------ Given entries

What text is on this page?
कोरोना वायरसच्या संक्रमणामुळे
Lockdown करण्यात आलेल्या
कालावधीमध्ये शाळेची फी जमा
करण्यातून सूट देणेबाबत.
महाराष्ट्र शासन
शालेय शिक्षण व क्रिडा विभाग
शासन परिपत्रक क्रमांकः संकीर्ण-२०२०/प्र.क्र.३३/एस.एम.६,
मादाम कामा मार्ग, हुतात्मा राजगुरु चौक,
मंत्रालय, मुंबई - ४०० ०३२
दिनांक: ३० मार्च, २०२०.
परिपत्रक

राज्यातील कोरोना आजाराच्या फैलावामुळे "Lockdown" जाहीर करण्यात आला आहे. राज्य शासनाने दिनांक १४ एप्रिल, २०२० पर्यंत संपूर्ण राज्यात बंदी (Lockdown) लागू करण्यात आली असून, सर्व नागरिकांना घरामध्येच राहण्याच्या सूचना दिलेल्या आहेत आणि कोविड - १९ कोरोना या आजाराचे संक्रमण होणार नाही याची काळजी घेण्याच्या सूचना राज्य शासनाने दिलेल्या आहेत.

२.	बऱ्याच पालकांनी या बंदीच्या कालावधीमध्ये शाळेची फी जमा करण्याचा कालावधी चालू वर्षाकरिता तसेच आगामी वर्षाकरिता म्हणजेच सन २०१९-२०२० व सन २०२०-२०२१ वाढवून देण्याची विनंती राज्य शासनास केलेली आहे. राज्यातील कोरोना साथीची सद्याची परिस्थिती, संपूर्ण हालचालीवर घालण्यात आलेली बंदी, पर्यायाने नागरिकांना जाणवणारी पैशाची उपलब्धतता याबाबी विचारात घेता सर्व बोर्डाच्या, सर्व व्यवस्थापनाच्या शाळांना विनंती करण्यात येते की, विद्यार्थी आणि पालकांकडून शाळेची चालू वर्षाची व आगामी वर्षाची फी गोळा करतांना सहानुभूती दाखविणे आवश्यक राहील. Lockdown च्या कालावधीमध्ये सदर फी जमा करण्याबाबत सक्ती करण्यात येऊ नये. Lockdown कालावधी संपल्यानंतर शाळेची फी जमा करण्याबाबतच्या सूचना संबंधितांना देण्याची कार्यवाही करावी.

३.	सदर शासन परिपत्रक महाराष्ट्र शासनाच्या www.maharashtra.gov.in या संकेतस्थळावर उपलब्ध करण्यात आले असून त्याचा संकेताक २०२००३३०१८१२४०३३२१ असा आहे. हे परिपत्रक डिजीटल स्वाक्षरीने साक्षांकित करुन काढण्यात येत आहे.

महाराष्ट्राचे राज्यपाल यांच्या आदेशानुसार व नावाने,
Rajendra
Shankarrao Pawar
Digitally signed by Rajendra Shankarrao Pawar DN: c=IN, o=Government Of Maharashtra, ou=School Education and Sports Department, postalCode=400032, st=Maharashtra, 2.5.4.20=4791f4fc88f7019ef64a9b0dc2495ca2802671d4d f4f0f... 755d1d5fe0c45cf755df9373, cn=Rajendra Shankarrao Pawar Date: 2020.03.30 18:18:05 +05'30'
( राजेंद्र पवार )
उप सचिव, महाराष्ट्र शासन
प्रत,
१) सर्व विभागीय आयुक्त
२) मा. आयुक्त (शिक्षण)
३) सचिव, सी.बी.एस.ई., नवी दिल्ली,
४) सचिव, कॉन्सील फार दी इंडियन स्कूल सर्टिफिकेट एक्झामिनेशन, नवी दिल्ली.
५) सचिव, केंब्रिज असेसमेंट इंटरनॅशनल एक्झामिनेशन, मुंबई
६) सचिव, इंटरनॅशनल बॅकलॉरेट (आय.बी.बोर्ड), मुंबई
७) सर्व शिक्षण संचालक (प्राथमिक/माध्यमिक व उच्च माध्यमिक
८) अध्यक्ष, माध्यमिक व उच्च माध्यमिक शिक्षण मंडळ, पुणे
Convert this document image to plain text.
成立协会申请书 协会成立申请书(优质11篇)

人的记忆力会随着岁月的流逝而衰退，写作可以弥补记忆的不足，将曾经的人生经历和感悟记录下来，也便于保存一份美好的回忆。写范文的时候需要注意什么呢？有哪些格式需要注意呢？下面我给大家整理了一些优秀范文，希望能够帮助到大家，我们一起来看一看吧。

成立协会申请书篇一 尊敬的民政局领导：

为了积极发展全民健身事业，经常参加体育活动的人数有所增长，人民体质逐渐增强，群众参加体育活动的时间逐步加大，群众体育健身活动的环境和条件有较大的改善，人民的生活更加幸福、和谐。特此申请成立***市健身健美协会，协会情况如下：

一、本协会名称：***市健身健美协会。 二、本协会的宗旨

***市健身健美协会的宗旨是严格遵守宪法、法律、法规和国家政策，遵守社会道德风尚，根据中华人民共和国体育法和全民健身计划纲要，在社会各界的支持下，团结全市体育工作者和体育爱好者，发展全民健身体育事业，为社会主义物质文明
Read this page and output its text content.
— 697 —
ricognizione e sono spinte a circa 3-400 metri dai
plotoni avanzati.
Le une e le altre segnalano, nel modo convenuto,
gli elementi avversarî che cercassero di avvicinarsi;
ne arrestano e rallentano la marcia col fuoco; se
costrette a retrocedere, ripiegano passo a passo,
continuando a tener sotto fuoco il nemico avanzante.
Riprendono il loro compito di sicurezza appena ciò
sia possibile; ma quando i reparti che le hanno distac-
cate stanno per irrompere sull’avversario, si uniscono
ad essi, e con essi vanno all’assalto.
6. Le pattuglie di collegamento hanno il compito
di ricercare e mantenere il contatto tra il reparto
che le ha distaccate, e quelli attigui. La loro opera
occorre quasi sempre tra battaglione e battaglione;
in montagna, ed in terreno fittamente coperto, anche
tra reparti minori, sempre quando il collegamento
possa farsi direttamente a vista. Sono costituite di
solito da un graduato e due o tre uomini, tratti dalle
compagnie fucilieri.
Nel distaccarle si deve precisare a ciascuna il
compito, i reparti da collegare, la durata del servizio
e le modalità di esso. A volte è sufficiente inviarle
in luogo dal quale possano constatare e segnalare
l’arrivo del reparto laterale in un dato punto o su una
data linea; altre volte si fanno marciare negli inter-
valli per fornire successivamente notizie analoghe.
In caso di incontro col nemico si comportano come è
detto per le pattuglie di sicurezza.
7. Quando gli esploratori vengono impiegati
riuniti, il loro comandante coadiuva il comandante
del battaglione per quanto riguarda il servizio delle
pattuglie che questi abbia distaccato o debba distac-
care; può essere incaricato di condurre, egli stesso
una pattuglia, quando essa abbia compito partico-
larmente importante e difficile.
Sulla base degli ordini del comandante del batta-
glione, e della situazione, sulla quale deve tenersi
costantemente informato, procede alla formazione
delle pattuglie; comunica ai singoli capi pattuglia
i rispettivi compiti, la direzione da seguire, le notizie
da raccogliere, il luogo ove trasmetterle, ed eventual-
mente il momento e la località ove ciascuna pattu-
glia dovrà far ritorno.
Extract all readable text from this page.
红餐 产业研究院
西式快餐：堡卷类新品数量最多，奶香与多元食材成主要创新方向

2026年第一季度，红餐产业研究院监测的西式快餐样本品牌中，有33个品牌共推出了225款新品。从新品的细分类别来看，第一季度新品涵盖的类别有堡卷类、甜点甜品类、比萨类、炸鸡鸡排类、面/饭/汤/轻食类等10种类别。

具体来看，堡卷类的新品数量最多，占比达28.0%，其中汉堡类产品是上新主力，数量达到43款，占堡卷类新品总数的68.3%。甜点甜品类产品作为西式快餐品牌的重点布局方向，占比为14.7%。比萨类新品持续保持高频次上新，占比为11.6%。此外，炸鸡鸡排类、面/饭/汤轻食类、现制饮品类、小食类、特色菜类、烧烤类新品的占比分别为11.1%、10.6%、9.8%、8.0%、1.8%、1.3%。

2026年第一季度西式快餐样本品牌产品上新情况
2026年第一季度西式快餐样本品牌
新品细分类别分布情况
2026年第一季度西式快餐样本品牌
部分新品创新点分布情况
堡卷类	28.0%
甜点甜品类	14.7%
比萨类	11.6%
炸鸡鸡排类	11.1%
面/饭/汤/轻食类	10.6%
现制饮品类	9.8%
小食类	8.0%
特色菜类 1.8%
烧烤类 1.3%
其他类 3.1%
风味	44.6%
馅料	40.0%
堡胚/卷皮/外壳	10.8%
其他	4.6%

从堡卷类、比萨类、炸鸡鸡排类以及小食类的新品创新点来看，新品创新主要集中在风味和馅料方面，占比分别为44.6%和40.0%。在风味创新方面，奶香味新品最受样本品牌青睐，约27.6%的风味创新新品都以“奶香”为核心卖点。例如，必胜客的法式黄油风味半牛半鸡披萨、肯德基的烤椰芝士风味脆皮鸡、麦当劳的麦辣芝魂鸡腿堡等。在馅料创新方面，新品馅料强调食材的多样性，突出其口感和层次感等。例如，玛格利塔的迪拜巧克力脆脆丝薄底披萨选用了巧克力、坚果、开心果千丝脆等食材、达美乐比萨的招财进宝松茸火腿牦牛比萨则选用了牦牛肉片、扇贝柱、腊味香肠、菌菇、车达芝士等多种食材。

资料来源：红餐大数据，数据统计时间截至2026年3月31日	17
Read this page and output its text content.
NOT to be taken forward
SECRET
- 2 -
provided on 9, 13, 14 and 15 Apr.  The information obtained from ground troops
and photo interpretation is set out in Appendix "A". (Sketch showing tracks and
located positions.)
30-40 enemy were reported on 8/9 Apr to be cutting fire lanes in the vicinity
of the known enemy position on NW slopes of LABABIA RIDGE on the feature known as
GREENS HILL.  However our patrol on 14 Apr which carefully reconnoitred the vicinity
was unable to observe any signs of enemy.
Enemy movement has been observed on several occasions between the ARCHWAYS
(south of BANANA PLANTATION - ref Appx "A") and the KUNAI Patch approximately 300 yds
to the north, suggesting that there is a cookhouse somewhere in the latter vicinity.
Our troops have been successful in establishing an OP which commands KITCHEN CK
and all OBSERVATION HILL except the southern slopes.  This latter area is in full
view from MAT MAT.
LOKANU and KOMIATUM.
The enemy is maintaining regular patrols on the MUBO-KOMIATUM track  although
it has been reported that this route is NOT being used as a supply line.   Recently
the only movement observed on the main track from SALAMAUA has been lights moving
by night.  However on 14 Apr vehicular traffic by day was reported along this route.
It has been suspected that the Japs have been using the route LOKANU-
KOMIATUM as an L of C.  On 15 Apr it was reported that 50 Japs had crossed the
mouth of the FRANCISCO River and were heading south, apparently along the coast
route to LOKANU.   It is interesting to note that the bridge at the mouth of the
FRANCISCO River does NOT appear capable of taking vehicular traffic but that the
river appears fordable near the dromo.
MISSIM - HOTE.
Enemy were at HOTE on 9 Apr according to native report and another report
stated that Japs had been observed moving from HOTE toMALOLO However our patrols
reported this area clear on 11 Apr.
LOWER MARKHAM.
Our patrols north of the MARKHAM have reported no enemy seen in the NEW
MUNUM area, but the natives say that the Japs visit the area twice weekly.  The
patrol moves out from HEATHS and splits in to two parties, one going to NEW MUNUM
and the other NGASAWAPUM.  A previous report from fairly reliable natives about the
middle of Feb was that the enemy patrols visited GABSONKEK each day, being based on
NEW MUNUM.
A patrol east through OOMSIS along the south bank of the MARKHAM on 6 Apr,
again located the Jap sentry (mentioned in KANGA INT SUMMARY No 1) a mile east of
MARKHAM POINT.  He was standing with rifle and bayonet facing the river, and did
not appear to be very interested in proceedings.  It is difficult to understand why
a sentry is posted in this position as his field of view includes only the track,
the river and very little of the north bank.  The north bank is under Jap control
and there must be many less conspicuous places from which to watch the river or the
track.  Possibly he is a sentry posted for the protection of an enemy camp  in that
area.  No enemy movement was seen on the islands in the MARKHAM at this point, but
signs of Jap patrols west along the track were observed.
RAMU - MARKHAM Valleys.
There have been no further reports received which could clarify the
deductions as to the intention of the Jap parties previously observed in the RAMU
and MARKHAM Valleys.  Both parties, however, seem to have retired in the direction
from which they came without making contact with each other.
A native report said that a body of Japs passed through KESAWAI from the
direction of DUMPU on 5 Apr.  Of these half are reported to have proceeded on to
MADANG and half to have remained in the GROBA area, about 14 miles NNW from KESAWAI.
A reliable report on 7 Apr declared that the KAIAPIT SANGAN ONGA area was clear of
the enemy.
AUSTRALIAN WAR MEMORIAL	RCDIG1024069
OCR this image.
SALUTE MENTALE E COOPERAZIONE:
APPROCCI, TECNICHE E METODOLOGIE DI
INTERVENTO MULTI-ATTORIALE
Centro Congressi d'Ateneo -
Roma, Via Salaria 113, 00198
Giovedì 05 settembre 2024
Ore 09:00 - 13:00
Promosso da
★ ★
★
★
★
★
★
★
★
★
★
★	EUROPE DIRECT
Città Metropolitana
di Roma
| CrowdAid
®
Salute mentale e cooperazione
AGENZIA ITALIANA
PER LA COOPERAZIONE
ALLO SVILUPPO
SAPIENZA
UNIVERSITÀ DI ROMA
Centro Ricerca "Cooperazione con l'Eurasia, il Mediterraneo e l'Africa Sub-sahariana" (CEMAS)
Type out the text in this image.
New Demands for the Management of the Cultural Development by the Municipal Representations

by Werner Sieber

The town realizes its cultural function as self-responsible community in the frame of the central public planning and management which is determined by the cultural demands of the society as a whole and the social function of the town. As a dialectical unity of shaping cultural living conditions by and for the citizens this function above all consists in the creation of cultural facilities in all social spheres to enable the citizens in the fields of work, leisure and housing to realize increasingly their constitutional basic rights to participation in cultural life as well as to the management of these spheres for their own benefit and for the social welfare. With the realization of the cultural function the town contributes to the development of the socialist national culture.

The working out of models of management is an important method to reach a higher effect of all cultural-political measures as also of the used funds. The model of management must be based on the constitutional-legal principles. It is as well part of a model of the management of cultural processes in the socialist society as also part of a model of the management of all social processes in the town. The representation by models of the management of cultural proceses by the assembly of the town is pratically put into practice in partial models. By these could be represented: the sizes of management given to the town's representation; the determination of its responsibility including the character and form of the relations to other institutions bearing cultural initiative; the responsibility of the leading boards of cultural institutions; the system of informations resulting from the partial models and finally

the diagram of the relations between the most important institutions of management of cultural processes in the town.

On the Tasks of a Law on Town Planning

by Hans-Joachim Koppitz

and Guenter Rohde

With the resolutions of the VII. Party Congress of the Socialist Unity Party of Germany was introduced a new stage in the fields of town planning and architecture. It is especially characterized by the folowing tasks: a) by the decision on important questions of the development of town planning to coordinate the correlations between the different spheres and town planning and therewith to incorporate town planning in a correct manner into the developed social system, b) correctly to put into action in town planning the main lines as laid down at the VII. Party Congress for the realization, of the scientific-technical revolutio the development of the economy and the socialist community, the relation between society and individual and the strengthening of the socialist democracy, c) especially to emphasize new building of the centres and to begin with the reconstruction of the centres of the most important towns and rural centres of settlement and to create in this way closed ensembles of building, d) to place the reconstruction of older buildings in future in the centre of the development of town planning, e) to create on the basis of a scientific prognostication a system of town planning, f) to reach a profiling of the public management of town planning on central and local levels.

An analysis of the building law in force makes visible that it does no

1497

------------

* The task *
Every line of the listing that holds "reported" is to be counted; give only the resulting number.

* Reply *
7